Your task
Print the entries that appear below, exactly as written and without their pictures.

Records to use
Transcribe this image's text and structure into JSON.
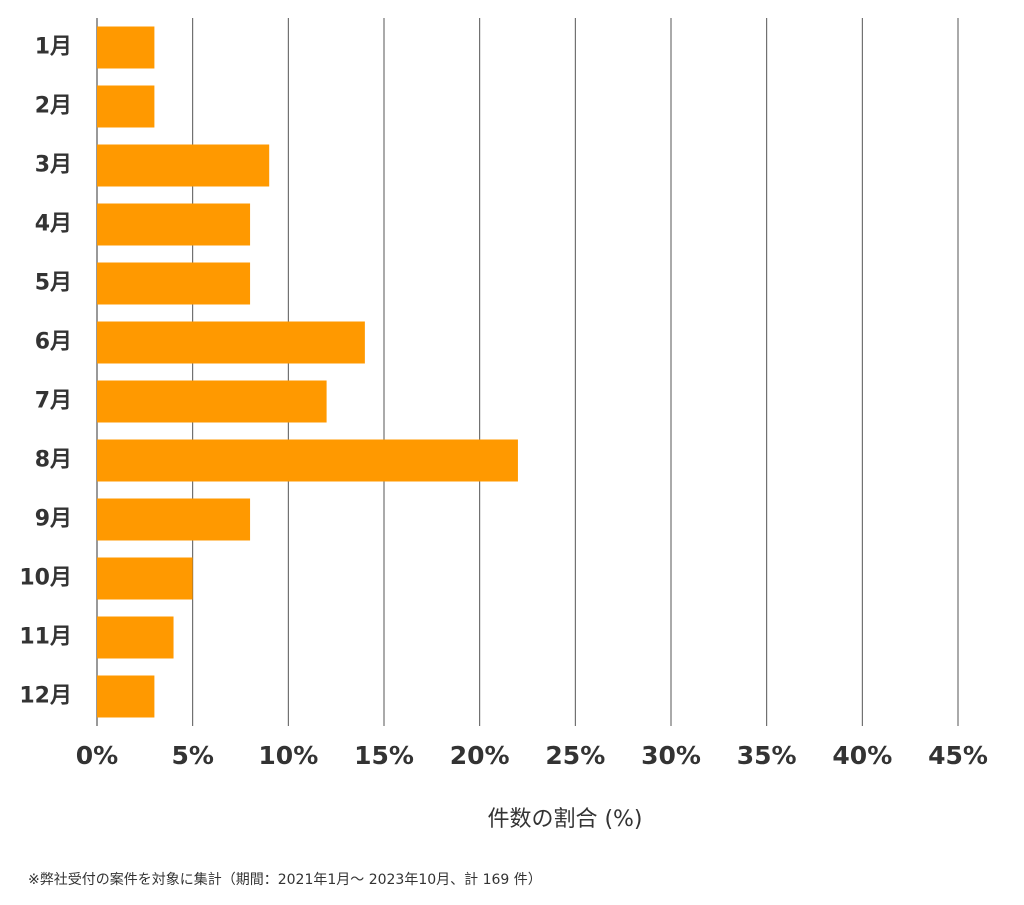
{
  "chart_data": {
    "type": "barh",
    "categories": [
      "1月",
      "2月",
      "3月",
      "4月",
      "5月",
      "6月",
      "7月",
      "8月",
      "9月",
      "10月",
      "11月",
      "12月"
    ],
    "values": [
      3.0,
      3.0,
      9.0,
      8.0,
      8.0,
      14.0,
      12.0,
      22.0,
      8.0,
      5.0,
      4.0,
      3.0
    ],
    "color": "#ff9900",
    "xlim": [
      0,
      45
    ],
    "xticks": [
      {
        "value": 0,
        "label": "0%"
      },
      {
        "value": 5,
        "label": "5%"
      },
      {
        "value": 10,
        "label": "10%"
      },
      {
        "value": 15,
        "label": "15%"
      },
      {
        "value": 20,
        "label": "20%"
      },
      {
        "value": 25,
        "label": "25%"
      },
      {
        "value": 30,
        "label": "30%"
      },
      {
        "value": 35,
        "label": "35%"
      },
      {
        "value": 40,
        "label": "40%"
      },
      {
        "value": 45,
        "label": "45%"
      }
    ],
    "grid": true,
    "xlabel": "件数の割合 (%)",
    "footnote": "※弊社受付の案件を対象に集計（期間：2021年1月～ 2023年10月、計 169 件）"
  }
}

The solution
Transcribe this image's text and structure into JSON.
{
  "chart_data": {
    "type": "barh",
    "categories": [
      "1月",
      "2月",
      "3月",
      "4月",
      "5月",
      "6月",
      "7月",
      "8月",
      "9月",
      "10月",
      "11月",
      "12月"
    ],
    "values": [
      3.0,
      3.0,
      9.0,
      8.0,
      8.0,
      14.0,
      12.0,
      22.0,
      8.0,
      5.0,
      4.0,
      3.0
    ],
    "color": "#ff9900",
    "xlim": [
      0,
      45
    ],
    "xticks": [
      {
        "value": 0,
        "label": "0%"
      },
      {
        "value": 5,
        "label": "5%"
      },
      {
        "value": 10,
        "label": "10%"
      },
      {
        "value": 15,
        "label": "15%"
      },
      {
        "value": 20,
        "label": "20%"
      },
      {
        "value": 25,
        "label": "25%"
      },
      {
        "value": 30,
        "label": "30%"
      },
      {
        "value": 35,
        "label": "35%"
      },
      {
        "value": 40,
        "label": "40%"
      },
      {
        "value": 45,
        "label": "45%"
      }
    ],
    "grid": true,
    "xlabel": "件数の割合 (%)",
    "footnote": "※弊社受付の案件を対象に集計（期間：2021年1月～ 2023年10月、計 169 件）"
  }
}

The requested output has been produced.